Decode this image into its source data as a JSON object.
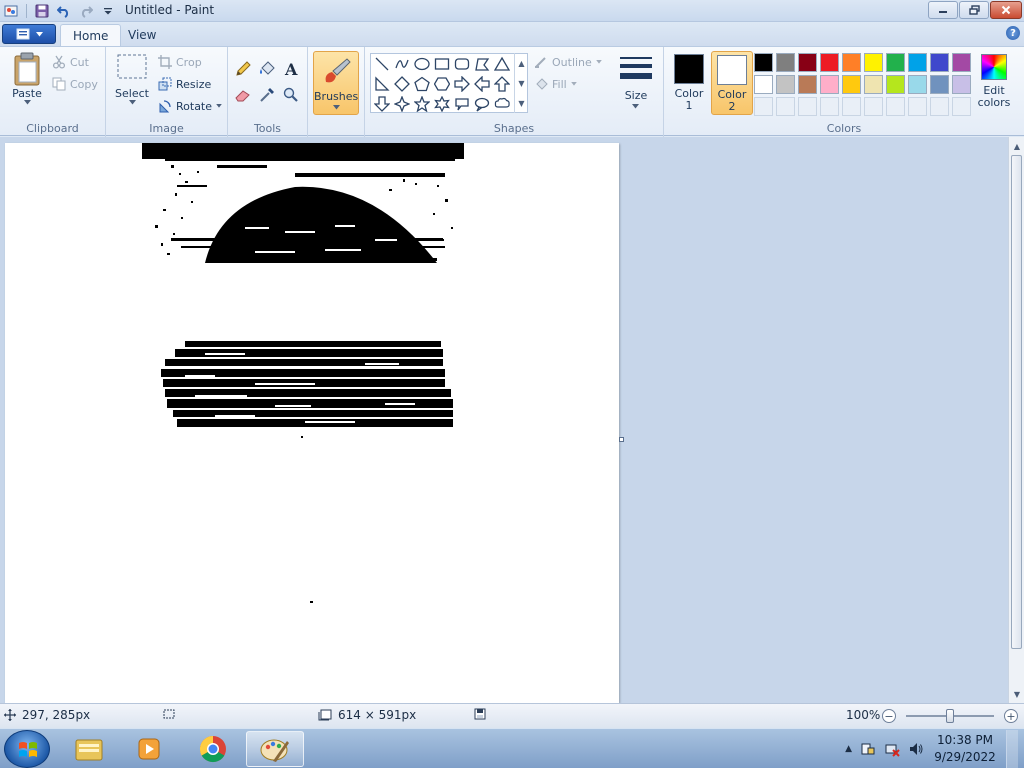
{
  "window": {
    "title": "Untitled - Paint"
  },
  "quick_access": {
    "save": "save-icon",
    "undo": "undo-icon",
    "redo": "redo-icon",
    "customize": "dropdown-arrow-icon"
  },
  "tabs": {
    "home": "Home",
    "view": "View"
  },
  "clipboard": {
    "paste": "Paste",
    "cut": "Cut",
    "copy": "Copy",
    "label": "Clipboard"
  },
  "image": {
    "select": "Select",
    "crop": "Crop",
    "resize": "Resize",
    "rotate": "Rotate",
    "label": "Image"
  },
  "tools": {
    "label": "Tools",
    "items": [
      "pencil-icon",
      "fill-icon",
      "text-icon",
      "eraser-icon",
      "color-picker-icon",
      "magnifier-icon"
    ]
  },
  "brushes": {
    "label": "Brushes"
  },
  "shapes": {
    "label": "Shapes",
    "outline": "Outline",
    "fill": "Fill"
  },
  "size": {
    "label": "Size"
  },
  "colors": {
    "color1_label": "Color\n1",
    "color2_label": "Color\n2",
    "label": "Colors",
    "edit_colors": "Edit\ncolors",
    "color1": "#000000",
    "color2": "#ffffff",
    "palette_row1": [
      "#000000",
      "#7f7f7f",
      "#880015",
      "#ed1c24",
      "#ff7f27",
      "#fff200",
      "#22b14c",
      "#00a2e8",
      "#3f48cc",
      "#a349a4"
    ],
    "palette_row2": [
      "#ffffff",
      "#c3c3c3",
      "#b97a57",
      "#ffaec9",
      "#ffc90e",
      "#efe4b0",
      "#b5e61d",
      "#99d9ea",
      "#7092be",
      "#c8bfe7"
    ]
  },
  "status": {
    "cursor_pos": "297, 285px",
    "selection_size": "",
    "canvas_size": "614 × 591px",
    "zoom": "100%"
  },
  "taskbar": {
    "clock_time": "10:38 PM",
    "clock_date": "9/29/2022"
  }
}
* * *
- THE REQUEST: Pictures are excluded; output everything else in the data verbatim.

- EXERCISE RESPONSE:
Decode this image into its source data as a JSON object.
{
  "window": {
    "title": "Untitled - Paint"
  },
  "quick_access": {
    "save": "save-icon",
    "undo": "undo-icon",
    "redo": "redo-icon",
    "customize": "dropdown-arrow-icon"
  },
  "tabs": {
    "home": "Home",
    "view": "View"
  },
  "clipboard": {
    "paste": "Paste",
    "cut": "Cut",
    "copy": "Copy",
    "label": "Clipboard"
  },
  "image": {
    "select": "Select",
    "crop": "Crop",
    "resize": "Resize",
    "rotate": "Rotate",
    "label": "Image"
  },
  "tools": {
    "label": "Tools",
    "items": [
      "pencil-icon",
      "fill-icon",
      "text-icon",
      "eraser-icon",
      "color-picker-icon",
      "magnifier-icon"
    ]
  },
  "brushes": {
    "label": "Brushes"
  },
  "shapes": {
    "label": "Shapes",
    "outline": "Outline",
    "fill": "Fill"
  },
  "size": {
    "label": "Size"
  },
  "colors": {
    "color1_label": "Color\n1",
    "color2_label": "Color\n2",
    "label": "Colors",
    "edit_colors": "Edit\ncolors",
    "color1": "#000000",
    "color2": "#ffffff",
    "palette_row1": [
      "#000000",
      "#7f7f7f",
      "#880015",
      "#ed1c24",
      "#ff7f27",
      "#fff200",
      "#22b14c",
      "#00a2e8",
      "#3f48cc",
      "#a349a4"
    ],
    "palette_row2": [
      "#ffffff",
      "#c3c3c3",
      "#b97a57",
      "#ffaec9",
      "#ffc90e",
      "#efe4b0",
      "#b5e61d",
      "#99d9ea",
      "#7092be",
      "#c8bfe7"
    ]
  },
  "status": {
    "cursor_pos": "297, 285px",
    "selection_size": "",
    "canvas_size": "614 × 591px",
    "zoom": "100%"
  },
  "taskbar": {
    "clock_time": "10:38 PM",
    "clock_date": "9/29/2022"
  }
}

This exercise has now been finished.